SET EXERCISE.
Omit every picture and return the rest of the data unaltered.
☆ ☆ ☆ ☆
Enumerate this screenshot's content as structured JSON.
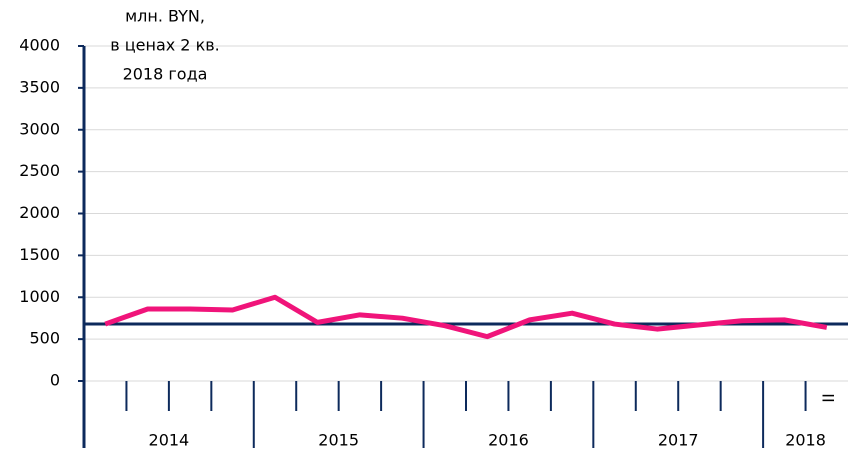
{
  "chart_data": {
    "type": "line",
    "y_label_lines": [
      "млн. BYN,",
      "в ценах 2 кв.",
      "2018 года"
    ],
    "categories": [
      null,
      null,
      null,
      null,
      null,
      null,
      null,
      null,
      null,
      null,
      null,
      null,
      null,
      null,
      null,
      null,
      null,
      "II"
    ],
    "x_groups": [
      {
        "label": "2014",
        "count": 4
      },
      {
        "label": "2015",
        "count": 4
      },
      {
        "label": "2016",
        "count": 4
      },
      {
        "label": "2017",
        "count": 4
      },
      {
        "label": "2018",
        "count": 2
      }
    ],
    "series": [
      {
        "color": "#f0147a",
        "values": [
          680,
          860,
          860,
          848,
          1000,
          700,
          790,
          750,
          660,
          530,
          730,
          810,
          680,
          620,
          670,
          720,
          730,
          640
        ]
      }
    ],
    "reference_line": {
      "value": 680,
      "color": "#0d2a5c"
    },
    "ylim": [
      0,
      4000
    ],
    "yticks": [
      0,
      500,
      1000,
      1500,
      2000,
      2500,
      3000,
      3500,
      4000
    ],
    "grid": true
  }
}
☆ ☆ ☆ ☆
COMPLETED TASK.
Enumerate this screenshot's content as structured JSON.
{
  "chart_data": {
    "type": "line",
    "y_label_lines": [
      "млн. BYN,",
      "в ценах 2 кв.",
      "2018 года"
    ],
    "categories": [
      null,
      null,
      null,
      null,
      null,
      null,
      null,
      null,
      null,
      null,
      null,
      null,
      null,
      null,
      null,
      null,
      null,
      "II"
    ],
    "x_groups": [
      {
        "label": "2014",
        "count": 4
      },
      {
        "label": "2015",
        "count": 4
      },
      {
        "label": "2016",
        "count": 4
      },
      {
        "label": "2017",
        "count": 4
      },
      {
        "label": "2018",
        "count": 2
      }
    ],
    "series": [
      {
        "color": "#f0147a",
        "values": [
          680,
          860,
          860,
          848,
          1000,
          700,
          790,
          750,
          660,
          530,
          730,
          810,
          680,
          620,
          670,
          720,
          730,
          640
        ]
      }
    ],
    "reference_line": {
      "value": 680,
      "color": "#0d2a5c"
    },
    "ylim": [
      0,
      4000
    ],
    "yticks": [
      0,
      500,
      1000,
      1500,
      2000,
      2500,
      3000,
      3500,
      4000
    ],
    "grid": true
  }
}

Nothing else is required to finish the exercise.